▶ **Record list**:

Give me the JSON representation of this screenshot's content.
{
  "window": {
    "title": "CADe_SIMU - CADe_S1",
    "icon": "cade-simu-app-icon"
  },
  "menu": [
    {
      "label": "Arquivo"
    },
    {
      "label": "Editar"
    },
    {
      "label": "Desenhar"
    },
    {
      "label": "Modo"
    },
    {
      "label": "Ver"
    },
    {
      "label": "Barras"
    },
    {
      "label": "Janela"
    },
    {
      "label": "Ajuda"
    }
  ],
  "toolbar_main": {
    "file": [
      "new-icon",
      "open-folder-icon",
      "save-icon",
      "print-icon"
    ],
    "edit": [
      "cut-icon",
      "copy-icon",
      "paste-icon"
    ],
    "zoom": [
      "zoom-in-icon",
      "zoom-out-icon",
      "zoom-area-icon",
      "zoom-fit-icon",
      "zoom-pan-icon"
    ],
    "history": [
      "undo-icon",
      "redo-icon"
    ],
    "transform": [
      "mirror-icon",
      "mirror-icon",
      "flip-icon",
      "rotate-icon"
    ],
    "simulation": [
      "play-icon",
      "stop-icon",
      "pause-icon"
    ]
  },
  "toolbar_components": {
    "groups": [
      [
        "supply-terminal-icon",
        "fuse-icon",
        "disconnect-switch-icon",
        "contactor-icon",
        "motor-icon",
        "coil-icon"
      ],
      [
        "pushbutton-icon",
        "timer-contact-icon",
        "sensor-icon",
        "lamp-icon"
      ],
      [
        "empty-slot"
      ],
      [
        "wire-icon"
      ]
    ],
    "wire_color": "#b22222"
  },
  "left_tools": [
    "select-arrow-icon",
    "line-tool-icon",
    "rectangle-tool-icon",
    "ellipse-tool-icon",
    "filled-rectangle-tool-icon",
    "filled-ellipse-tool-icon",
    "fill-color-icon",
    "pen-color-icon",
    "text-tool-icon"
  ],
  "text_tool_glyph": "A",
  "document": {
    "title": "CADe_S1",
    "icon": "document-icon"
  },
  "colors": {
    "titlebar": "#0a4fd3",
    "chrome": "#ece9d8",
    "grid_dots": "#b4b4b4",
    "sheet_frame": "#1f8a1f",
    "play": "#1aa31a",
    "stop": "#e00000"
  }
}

▶ **Set exercise**: Every record should be given again exactly.

▶ **Answer to the exercise**:
Give me the JSON representation of this screenshot's content.
{
  "window": {
    "title": "CADe_SIMU - CADe_S1",
    "icon": "cade-simu-app-icon"
  },
  "menu": [
    {
      "label": "Arquivo"
    },
    {
      "label": "Editar"
    },
    {
      "label": "Desenhar"
    },
    {
      "label": "Modo"
    },
    {
      "label": "Ver"
    },
    {
      "label": "Barras"
    },
    {
      "label": "Janela"
    },
    {
      "label": "Ajuda"
    }
  ],
  "toolbar_main": {
    "file": [
      "new-icon",
      "open-folder-icon",
      "save-icon",
      "print-icon"
    ],
    "edit": [
      "cut-icon",
      "copy-icon",
      "paste-icon"
    ],
    "zoom": [
      "zoom-in-icon",
      "zoom-out-icon",
      "zoom-area-icon",
      "zoom-fit-icon",
      "zoom-pan-icon"
    ],
    "history": [
      "undo-icon",
      "redo-icon"
    ],
    "transform": [
      "mirror-icon",
      "mirror-icon",
      "flip-icon",
      "rotate-icon"
    ],
    "simulation": [
      "play-icon",
      "stop-icon",
      "pause-icon"
    ]
  },
  "toolbar_components": {
    "groups": [
      [
        "supply-terminal-icon",
        "fuse-icon",
        "disconnect-switch-icon",
        "contactor-icon",
        "motor-icon",
        "coil-icon"
      ],
      [
        "pushbutton-icon",
        "timer-contact-icon",
        "sensor-icon",
        "lamp-icon"
      ],
      [
        "empty-slot"
      ],
      [
        "wire-icon"
      ]
    ],
    "wire_color": "#b22222"
  },
  "left_tools": [
    "select-arrow-icon",
    "line-tool-icon",
    "rectangle-tool-icon",
    "ellipse-tool-icon",
    "filled-rectangle-tool-icon",
    "filled-ellipse-tool-icon",
    "fill-color-icon",
    "pen-color-icon",
    "text-tool-icon"
  ],
  "text_tool_glyph": "A",
  "document": {
    "title": "CADe_S1",
    "icon": "document-icon"
  },
  "colors": {
    "titlebar": "#0a4fd3",
    "chrome": "#ece9d8",
    "grid_dots": "#b4b4b4",
    "sheet_frame": "#1f8a1f",
    "play": "#1aa31a",
    "stop": "#e00000"
  }
}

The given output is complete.